### Given instruction:
Skip the pictures. Transcribe the rest of the data below without changing a word.

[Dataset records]
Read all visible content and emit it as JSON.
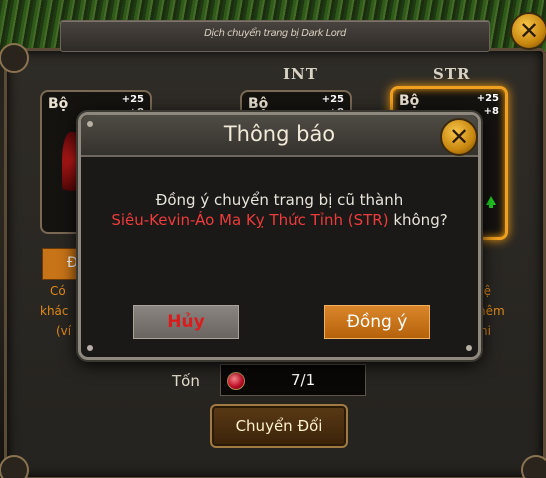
{
  "window": {
    "title": "Dịch chuyển trang bị Dark Lord",
    "close_icon": "close-icon"
  },
  "columns": {
    "int_label": "INT",
    "str_label": "STR"
  },
  "cards": [
    {
      "type_label": "Bộ",
      "plus_top": "+25",
      "plus_bottom": "+8"
    },
    {
      "type_label": "Bộ",
      "plus_top": "+25",
      "plus_bottom": "+8"
    },
    {
      "type_label": "Bộ",
      "plus_top": "+25",
      "plus_bottom": "+8"
    }
  ],
  "side_left": {
    "button_label": "Đ",
    "line1": "Có",
    "line2": "khác",
    "line3": "(ví"
  },
  "side_right": {
    "line1": "hệ",
    "line2": "hêm",
    "line3": "hi"
  },
  "cost": {
    "label": "Tốn",
    "value": "7/1"
  },
  "convert_button": "Chuyển Đổi",
  "dialog": {
    "title": "Thông báo",
    "message_line1": "Đồng ý chuyển trang bị cũ thành",
    "item_name": "Siêu-Kevin-Áo Ma Kỵ Thức Tỉnh (STR)",
    "message_suffix": " không?",
    "cancel_label": "Hủy",
    "confirm_label": "Đồng ý"
  },
  "colors": {
    "accent_orange": "#f0a020",
    "item_red": "#ee3b3b",
    "gold": "#c8860e"
  }
}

### Final answer:
Read all visible content and emit it as JSON.
{
  "window": {
    "title": "Dịch chuyển trang bị Dark Lord",
    "close_icon": "close-icon"
  },
  "columns": {
    "int_label": "INT",
    "str_label": "STR"
  },
  "cards": [
    {
      "type_label": "Bộ",
      "plus_top": "+25",
      "plus_bottom": "+8"
    },
    {
      "type_label": "Bộ",
      "plus_top": "+25",
      "plus_bottom": "+8"
    },
    {
      "type_label": "Bộ",
      "plus_top": "+25",
      "plus_bottom": "+8"
    }
  ],
  "side_left": {
    "button_label": "Đ",
    "line1": "Có",
    "line2": "khác",
    "line3": "(ví"
  },
  "side_right": {
    "line1": "hệ",
    "line2": "hêm",
    "line3": "hi"
  },
  "cost": {
    "label": "Tốn",
    "value": "7/1"
  },
  "convert_button": "Chuyển Đổi",
  "dialog": {
    "title": "Thông báo",
    "message_line1": "Đồng ý chuyển trang bị cũ thành",
    "item_name": "Siêu-Kevin-Áo Ma Kỵ Thức Tỉnh (STR)",
    "message_suffix": " không?",
    "cancel_label": "Hủy",
    "confirm_label": "Đồng ý"
  },
  "colors": {
    "accent_orange": "#f0a020",
    "item_red": "#ee3b3b",
    "gold": "#c8860e"
  }
}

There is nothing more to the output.